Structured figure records
---*---

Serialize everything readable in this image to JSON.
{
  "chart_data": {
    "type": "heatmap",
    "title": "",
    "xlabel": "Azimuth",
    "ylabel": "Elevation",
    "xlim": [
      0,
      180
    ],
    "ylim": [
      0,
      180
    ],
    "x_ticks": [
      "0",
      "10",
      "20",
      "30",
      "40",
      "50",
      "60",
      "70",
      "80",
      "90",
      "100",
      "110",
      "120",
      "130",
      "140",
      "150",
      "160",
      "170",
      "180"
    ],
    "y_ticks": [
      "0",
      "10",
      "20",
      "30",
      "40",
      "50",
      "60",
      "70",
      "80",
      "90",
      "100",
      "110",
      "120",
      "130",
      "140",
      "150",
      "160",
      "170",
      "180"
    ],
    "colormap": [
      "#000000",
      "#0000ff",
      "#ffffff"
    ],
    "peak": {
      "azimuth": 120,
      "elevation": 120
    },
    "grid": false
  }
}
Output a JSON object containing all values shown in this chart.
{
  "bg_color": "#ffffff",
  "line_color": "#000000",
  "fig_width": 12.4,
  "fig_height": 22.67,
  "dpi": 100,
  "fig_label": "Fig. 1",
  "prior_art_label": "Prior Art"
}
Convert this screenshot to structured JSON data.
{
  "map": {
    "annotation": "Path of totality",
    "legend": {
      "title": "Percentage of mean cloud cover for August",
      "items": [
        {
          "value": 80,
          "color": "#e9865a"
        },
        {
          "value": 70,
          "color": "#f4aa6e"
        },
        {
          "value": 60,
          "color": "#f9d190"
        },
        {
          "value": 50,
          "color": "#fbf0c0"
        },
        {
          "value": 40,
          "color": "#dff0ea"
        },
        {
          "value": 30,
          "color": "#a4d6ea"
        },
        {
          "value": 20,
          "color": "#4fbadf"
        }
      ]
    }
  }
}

---*---

- _Written request_: Transcribe word for word the lines from the one holding "Convert this screenshot" to the last line of the listing above, inclusive.

- _The output_:
Convert this screenshot to structured JSON data.
{
  "map": {
    "annotation": "Path of totality",
    "legend": {
      "title": "Percentage of mean cloud cover for August",
      "items": [
        {
          "value": 80,
          "color": "#e9865a"
        },
        {
          "value": 70,
          "color": "#f4aa6e"
        },
        {
          "value": 60,
          "color": "#f9d190"
        },
        {
          "value": 50,
          "color": "#fbf0c0"
        },
        {
          "value": 40,
          "color": "#dff0ea"
        },
        {
          "value": 30,
          "color": "#a4d6ea"
        },
        {
          "value": 20,
          "color": "#4fbadf"
        }
      ]
    }
  }
}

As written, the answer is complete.